_Data records_:
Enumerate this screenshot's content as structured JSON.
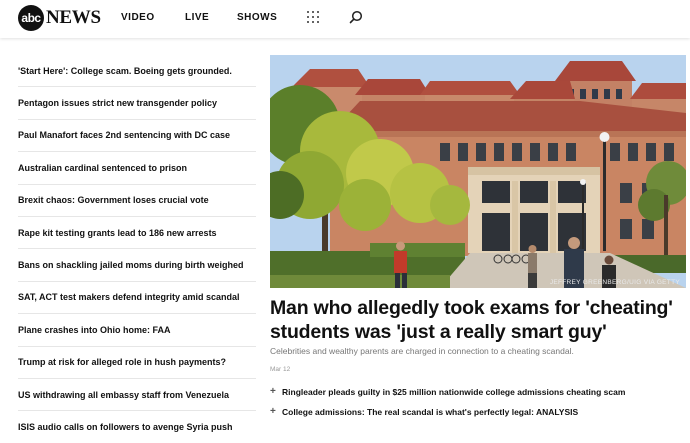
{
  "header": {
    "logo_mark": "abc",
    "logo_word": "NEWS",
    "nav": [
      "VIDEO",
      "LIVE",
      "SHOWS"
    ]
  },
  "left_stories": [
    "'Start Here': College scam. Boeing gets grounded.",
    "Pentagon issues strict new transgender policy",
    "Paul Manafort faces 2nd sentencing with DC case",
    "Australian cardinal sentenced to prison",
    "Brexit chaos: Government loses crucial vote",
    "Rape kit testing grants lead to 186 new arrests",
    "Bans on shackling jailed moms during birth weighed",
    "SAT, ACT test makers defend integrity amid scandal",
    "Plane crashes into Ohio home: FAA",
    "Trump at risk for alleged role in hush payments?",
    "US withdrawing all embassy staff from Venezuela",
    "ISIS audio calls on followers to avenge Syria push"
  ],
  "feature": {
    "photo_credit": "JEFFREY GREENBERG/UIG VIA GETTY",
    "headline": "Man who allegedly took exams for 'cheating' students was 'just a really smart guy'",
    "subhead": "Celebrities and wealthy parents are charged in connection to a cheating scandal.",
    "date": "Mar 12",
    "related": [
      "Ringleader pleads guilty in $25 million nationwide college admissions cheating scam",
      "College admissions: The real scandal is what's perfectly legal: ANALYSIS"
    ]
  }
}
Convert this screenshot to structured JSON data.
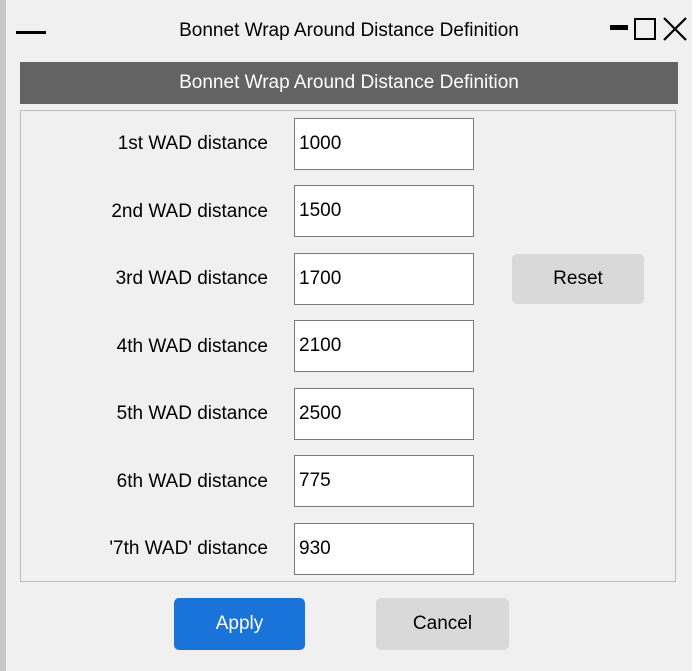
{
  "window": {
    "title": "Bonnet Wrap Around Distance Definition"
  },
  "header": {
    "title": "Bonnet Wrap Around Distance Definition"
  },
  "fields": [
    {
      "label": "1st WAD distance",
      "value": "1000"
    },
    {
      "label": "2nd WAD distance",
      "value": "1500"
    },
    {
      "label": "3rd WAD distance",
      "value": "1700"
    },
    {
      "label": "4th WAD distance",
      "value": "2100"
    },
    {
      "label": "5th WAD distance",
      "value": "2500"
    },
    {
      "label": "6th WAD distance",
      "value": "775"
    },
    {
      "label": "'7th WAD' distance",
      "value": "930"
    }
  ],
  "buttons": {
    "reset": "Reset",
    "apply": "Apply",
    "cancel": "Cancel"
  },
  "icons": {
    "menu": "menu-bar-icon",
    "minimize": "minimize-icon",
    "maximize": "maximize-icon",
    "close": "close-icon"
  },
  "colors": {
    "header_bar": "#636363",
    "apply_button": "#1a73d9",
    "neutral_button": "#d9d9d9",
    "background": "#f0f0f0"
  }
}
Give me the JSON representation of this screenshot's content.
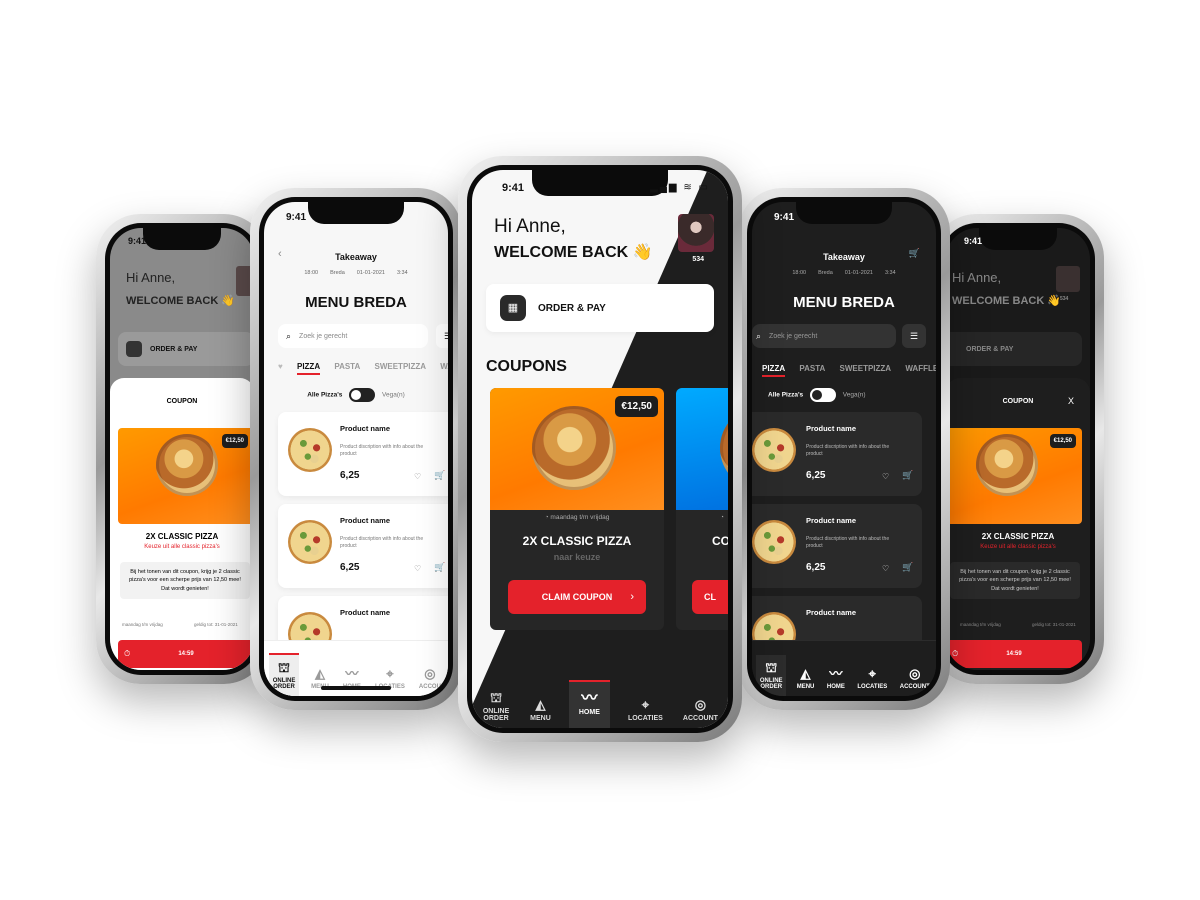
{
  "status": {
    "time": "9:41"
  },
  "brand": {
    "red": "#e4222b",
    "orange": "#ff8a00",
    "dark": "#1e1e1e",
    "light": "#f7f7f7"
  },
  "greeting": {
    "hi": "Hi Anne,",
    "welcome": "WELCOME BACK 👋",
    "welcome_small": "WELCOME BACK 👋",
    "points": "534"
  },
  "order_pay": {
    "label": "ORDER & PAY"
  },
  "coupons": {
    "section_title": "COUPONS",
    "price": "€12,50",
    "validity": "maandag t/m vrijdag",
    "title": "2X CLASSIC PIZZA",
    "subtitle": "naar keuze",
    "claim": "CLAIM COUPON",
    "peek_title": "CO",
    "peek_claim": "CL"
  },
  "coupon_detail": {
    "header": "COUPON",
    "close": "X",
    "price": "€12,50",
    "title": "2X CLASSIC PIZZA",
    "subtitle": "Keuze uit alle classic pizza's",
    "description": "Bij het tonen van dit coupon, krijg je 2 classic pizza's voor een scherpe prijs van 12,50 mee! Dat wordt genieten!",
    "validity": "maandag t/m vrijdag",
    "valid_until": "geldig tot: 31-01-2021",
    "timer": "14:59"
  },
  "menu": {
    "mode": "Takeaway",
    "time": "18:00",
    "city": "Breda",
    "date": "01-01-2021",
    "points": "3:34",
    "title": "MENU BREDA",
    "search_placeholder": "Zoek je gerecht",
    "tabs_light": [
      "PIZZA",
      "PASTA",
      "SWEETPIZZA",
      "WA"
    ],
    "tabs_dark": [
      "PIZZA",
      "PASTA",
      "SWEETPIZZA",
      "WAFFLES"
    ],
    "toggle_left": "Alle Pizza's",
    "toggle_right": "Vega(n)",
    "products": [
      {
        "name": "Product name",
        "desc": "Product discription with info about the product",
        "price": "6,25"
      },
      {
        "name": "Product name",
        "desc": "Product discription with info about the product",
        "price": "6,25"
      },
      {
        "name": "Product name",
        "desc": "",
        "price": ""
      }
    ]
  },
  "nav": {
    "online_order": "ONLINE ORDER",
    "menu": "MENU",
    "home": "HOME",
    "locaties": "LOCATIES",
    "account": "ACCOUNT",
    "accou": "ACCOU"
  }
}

--

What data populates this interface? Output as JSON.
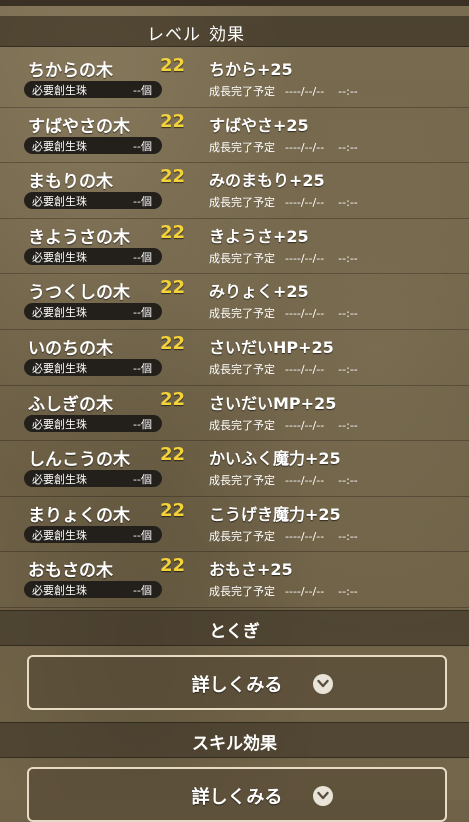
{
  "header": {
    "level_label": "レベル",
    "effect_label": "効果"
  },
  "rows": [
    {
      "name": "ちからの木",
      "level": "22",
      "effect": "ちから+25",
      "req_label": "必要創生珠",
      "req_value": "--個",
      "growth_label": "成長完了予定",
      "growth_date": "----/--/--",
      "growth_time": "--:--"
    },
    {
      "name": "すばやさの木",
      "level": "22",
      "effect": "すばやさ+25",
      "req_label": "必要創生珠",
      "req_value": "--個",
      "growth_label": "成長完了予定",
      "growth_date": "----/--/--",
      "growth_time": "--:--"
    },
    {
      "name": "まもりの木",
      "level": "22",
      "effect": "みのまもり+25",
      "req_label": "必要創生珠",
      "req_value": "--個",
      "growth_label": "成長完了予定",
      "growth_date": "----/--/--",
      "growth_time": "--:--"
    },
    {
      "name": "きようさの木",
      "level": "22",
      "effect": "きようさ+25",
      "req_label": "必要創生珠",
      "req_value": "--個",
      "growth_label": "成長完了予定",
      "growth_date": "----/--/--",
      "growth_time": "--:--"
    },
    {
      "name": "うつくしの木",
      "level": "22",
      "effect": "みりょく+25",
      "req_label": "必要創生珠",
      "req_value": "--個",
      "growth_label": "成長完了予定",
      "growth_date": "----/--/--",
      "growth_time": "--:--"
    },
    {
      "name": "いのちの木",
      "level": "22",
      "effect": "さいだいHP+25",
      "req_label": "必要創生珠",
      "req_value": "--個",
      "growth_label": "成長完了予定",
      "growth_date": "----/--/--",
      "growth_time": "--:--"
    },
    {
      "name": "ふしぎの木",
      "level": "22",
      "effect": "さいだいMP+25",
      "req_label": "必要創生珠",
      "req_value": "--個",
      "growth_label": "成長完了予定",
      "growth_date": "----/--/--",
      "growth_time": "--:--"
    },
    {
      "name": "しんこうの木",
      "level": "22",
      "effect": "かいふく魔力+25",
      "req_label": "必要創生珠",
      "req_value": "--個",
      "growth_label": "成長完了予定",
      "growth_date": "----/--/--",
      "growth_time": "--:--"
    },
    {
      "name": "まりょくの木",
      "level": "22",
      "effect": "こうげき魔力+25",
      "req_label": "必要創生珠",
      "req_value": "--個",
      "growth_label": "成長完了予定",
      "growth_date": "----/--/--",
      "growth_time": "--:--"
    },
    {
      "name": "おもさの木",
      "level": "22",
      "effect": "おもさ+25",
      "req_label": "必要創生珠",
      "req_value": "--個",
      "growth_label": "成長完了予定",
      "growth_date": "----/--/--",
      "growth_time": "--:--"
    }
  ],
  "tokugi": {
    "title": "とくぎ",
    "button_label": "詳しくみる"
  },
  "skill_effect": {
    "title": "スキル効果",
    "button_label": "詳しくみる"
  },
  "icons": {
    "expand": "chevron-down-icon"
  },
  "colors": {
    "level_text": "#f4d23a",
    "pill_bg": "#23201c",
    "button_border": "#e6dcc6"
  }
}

* * *

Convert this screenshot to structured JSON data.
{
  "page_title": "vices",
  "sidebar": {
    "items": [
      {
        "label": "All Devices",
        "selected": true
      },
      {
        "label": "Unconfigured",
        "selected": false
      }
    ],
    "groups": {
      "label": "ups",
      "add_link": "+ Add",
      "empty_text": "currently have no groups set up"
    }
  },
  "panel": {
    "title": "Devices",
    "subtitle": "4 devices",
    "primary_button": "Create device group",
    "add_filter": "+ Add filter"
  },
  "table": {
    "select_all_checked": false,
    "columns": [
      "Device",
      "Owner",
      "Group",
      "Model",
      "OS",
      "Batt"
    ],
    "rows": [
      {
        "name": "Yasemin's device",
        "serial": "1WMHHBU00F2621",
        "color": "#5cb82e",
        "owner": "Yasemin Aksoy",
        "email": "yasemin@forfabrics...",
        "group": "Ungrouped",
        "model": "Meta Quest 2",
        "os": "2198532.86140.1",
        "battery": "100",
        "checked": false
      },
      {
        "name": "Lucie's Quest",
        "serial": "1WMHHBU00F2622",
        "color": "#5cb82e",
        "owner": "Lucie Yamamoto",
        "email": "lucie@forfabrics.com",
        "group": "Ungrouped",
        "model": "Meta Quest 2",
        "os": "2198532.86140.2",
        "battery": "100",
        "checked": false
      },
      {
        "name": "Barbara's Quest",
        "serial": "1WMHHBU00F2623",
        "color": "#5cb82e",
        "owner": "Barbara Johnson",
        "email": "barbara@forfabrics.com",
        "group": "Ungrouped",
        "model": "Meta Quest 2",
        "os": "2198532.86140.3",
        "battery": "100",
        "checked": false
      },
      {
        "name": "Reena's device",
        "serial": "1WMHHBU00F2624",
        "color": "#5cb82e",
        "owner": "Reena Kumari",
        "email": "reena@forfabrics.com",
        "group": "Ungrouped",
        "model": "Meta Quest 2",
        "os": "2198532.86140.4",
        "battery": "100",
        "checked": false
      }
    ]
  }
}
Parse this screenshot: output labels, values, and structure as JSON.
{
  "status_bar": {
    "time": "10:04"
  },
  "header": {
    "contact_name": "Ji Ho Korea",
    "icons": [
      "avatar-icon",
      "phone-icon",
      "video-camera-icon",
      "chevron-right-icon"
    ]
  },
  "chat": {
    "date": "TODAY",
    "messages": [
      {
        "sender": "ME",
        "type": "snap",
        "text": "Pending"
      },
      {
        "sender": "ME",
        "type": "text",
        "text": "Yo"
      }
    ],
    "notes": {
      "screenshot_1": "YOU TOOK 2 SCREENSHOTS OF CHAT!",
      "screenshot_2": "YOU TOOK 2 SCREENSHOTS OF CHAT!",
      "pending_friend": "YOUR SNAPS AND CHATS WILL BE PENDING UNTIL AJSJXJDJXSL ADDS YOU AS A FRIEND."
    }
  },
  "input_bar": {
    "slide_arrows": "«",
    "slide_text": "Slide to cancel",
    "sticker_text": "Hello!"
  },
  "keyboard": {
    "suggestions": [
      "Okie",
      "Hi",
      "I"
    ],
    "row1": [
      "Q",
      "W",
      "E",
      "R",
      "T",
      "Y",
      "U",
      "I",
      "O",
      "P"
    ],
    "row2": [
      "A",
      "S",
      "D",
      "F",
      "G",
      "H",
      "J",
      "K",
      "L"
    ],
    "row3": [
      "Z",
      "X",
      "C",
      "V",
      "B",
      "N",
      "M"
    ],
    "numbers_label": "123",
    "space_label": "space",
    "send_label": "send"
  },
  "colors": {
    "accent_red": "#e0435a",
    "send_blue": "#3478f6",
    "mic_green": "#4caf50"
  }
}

_Written request_:
What is the number of lines that contain "admissions"? Reply with that number alone.

_Answer below_:
2